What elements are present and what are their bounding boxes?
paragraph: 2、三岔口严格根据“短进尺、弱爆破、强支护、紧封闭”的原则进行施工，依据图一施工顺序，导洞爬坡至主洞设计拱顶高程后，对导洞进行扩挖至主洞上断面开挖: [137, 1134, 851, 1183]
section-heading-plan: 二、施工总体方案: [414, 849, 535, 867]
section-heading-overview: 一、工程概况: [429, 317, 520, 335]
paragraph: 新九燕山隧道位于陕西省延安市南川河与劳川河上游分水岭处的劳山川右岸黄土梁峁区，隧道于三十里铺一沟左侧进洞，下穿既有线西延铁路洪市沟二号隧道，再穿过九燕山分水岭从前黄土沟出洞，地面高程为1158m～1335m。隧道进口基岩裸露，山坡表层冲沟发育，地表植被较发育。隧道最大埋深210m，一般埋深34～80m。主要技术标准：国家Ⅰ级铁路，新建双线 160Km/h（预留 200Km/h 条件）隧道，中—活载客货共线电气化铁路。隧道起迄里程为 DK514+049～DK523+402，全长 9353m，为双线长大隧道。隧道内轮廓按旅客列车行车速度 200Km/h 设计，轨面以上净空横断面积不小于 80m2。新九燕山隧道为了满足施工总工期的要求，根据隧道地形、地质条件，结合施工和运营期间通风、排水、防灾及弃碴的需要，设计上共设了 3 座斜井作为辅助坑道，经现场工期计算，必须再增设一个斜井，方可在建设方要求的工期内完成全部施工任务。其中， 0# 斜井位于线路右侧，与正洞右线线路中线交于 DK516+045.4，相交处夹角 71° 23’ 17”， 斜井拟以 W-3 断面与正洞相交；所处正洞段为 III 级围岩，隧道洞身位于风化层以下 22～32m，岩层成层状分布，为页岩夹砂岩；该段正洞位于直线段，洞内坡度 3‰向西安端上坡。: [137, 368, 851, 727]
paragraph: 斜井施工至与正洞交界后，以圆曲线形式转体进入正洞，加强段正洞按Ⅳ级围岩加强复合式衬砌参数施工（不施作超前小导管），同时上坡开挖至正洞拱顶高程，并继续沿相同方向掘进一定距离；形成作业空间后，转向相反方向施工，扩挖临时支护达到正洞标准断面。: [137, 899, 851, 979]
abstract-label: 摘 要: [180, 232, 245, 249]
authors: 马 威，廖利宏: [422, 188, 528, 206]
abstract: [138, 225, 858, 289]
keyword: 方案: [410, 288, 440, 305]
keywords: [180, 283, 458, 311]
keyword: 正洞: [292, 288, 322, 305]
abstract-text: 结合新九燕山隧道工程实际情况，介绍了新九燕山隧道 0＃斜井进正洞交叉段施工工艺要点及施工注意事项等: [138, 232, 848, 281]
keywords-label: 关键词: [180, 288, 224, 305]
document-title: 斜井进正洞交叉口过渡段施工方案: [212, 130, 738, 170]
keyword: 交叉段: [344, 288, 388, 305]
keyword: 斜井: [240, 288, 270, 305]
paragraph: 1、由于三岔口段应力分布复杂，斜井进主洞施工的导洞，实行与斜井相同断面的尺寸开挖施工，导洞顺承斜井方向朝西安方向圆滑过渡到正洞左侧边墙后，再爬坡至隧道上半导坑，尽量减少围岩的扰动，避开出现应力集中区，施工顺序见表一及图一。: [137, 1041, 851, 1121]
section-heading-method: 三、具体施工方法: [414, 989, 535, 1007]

...

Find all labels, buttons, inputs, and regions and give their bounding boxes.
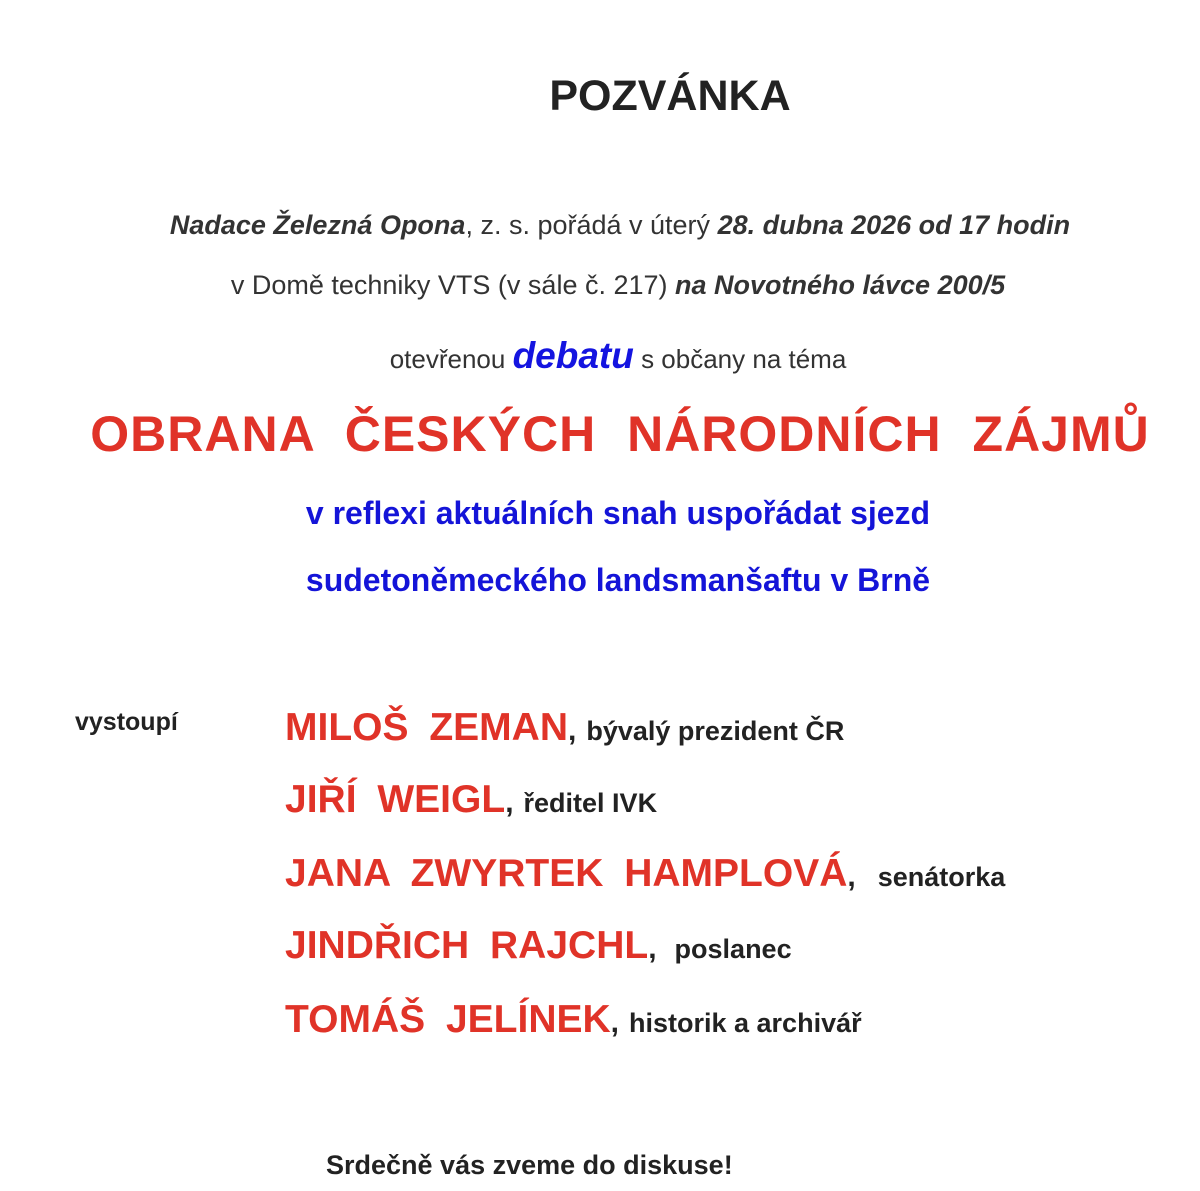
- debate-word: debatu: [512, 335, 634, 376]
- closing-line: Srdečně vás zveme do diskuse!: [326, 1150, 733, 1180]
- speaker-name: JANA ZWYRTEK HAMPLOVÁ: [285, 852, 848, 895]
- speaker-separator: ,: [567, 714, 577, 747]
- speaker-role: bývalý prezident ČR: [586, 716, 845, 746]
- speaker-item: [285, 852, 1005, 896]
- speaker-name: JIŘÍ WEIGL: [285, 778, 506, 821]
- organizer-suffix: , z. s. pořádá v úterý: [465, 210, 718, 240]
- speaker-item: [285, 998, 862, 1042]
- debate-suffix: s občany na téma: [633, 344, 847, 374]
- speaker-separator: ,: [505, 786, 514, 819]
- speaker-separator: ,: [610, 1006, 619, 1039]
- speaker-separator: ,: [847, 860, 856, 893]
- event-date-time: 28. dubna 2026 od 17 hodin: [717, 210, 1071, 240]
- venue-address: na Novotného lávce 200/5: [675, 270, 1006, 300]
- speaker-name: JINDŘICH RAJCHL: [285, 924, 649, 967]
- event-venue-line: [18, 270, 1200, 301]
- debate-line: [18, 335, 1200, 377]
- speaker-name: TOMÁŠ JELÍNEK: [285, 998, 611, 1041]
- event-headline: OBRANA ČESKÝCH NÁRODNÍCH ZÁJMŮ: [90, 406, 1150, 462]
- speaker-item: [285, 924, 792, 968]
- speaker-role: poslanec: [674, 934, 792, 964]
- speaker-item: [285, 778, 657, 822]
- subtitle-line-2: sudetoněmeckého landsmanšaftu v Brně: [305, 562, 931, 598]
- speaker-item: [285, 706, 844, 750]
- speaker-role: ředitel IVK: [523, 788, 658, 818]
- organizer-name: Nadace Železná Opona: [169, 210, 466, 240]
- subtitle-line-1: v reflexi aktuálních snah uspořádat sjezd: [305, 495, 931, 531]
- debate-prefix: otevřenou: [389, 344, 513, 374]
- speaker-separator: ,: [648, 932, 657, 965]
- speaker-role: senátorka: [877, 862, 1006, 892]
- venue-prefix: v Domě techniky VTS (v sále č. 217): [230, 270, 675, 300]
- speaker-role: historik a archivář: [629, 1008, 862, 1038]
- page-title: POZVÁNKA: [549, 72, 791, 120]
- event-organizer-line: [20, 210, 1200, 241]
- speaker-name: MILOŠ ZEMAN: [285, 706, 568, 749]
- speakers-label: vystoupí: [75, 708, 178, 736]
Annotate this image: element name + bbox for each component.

* * *

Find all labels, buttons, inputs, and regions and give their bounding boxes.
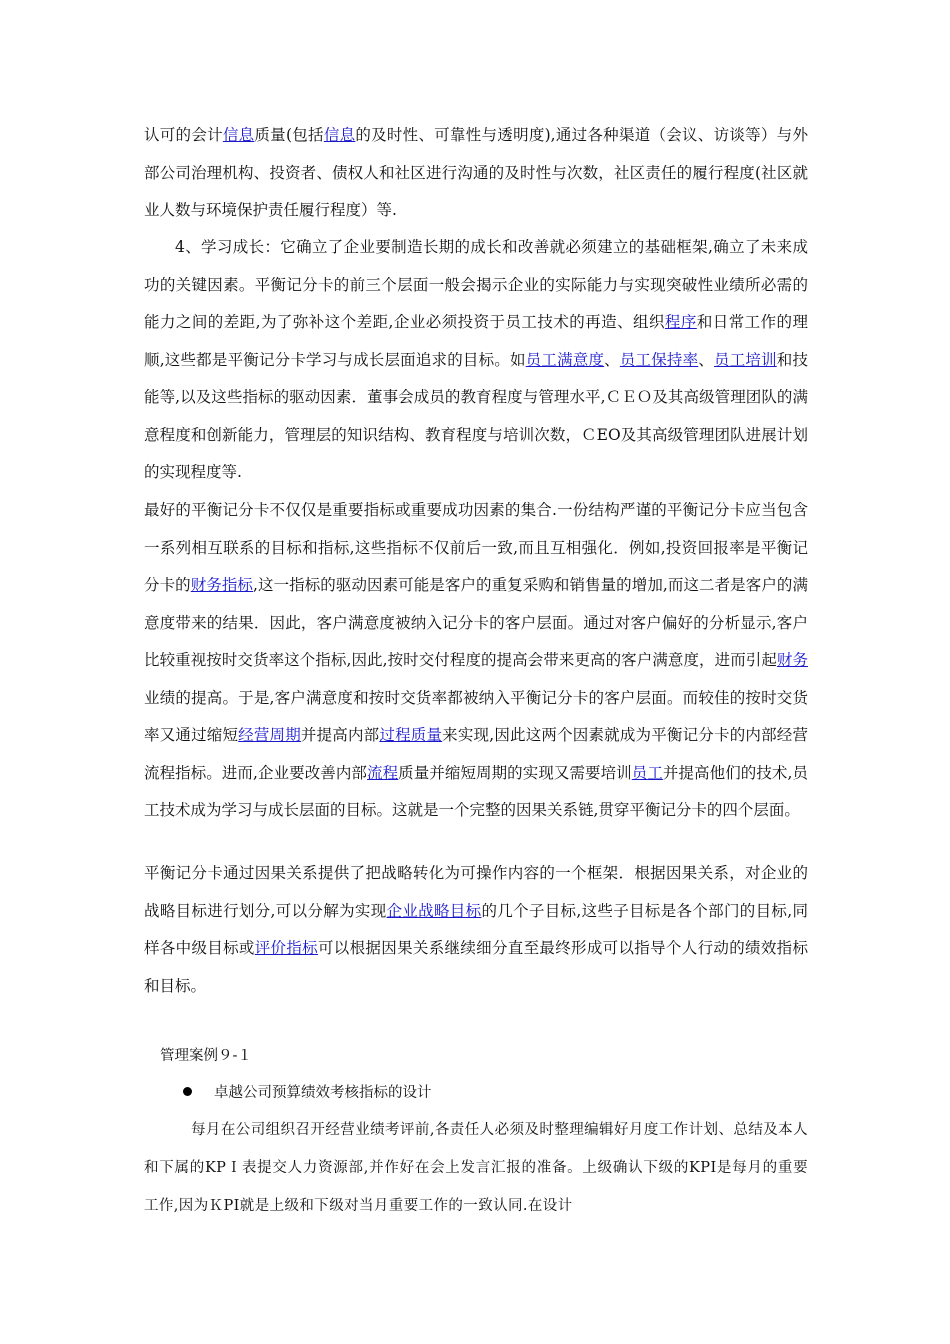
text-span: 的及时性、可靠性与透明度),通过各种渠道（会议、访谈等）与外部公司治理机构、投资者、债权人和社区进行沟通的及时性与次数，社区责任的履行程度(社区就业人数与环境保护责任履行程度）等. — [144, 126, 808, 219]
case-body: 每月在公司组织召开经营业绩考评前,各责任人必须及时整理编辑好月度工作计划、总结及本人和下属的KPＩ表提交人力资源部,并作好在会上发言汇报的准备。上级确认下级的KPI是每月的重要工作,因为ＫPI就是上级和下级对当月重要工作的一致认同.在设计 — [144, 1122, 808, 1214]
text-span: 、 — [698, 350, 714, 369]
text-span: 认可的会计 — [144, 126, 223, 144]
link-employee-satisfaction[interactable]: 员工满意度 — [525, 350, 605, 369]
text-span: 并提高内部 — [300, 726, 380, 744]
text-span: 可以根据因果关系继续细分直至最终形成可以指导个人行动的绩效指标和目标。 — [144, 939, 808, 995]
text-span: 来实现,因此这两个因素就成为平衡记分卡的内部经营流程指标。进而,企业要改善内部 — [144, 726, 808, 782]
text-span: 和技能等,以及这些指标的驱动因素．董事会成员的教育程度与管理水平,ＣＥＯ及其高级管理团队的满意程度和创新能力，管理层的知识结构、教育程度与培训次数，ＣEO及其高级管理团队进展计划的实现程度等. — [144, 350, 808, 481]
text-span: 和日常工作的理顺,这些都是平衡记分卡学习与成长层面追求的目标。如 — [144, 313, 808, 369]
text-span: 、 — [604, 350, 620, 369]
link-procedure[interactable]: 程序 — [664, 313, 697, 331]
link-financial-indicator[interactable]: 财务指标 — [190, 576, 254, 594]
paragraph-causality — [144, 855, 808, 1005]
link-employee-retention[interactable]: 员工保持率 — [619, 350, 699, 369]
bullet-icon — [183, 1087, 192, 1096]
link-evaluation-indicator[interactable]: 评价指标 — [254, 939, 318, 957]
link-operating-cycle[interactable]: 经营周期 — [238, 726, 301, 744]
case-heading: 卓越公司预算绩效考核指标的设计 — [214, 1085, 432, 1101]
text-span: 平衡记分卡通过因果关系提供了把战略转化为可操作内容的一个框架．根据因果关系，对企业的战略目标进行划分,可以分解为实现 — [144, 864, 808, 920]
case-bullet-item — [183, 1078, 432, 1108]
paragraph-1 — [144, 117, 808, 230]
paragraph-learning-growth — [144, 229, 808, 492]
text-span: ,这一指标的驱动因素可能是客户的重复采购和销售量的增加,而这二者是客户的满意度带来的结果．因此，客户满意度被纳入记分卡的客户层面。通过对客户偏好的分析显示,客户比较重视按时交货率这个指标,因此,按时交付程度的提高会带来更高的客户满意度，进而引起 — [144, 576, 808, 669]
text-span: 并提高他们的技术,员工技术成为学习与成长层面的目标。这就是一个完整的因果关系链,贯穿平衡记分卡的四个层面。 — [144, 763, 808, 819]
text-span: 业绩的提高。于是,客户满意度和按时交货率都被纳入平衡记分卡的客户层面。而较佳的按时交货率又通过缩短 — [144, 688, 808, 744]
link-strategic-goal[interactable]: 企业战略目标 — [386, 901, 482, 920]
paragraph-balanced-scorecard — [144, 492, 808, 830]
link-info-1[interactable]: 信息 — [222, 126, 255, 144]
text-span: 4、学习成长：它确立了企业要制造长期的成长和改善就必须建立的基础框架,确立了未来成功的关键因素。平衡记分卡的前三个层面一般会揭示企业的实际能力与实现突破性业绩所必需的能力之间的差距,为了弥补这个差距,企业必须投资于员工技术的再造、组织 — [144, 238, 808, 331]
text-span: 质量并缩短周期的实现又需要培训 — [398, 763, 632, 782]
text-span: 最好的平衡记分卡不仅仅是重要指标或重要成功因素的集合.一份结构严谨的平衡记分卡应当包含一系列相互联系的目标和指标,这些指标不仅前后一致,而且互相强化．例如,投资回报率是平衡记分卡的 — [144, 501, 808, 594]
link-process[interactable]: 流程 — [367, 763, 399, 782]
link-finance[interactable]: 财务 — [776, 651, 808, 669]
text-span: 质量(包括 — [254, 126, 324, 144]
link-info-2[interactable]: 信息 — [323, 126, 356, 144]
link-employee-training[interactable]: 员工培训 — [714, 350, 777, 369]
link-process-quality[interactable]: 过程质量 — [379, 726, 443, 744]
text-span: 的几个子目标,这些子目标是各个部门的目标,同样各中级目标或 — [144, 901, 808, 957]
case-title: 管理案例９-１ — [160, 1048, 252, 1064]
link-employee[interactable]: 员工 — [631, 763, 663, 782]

Problem — Render the lines of data as a Markdown table with the columns "Row" and "Line", starting at the line that contains "126, 808, 219]" and ending at the line that contains "1122, 808, 1214]". Include only those lines and omit any blank lines.

The answer —
| Row | Line |
|---|---|
| 1 | text-span: 的及时性、可靠性与透明度),通过各种渠道（会议、访谈等）与外部公司治理机构、投资者、债权人和社区进行沟通的及时性与次数，社区责任的履行程度(社区就业人数与环境保护责任履行程度）等. — [144, 126, 808, 219] |
| 2 | case-body: 每月在公司组织召开经营业绩考评前,各责任人必须及时整理编辑好月度工作计划、总结及本人和下属的KPＩ表提交人力资源部,并作好在会上发言汇报的准备。上级确认下级的KPI是每月的重要工作,因为ＫPI就是上级和下级对当月重要工作的一致认同.在设计 — [144, 1122, 808, 1214] |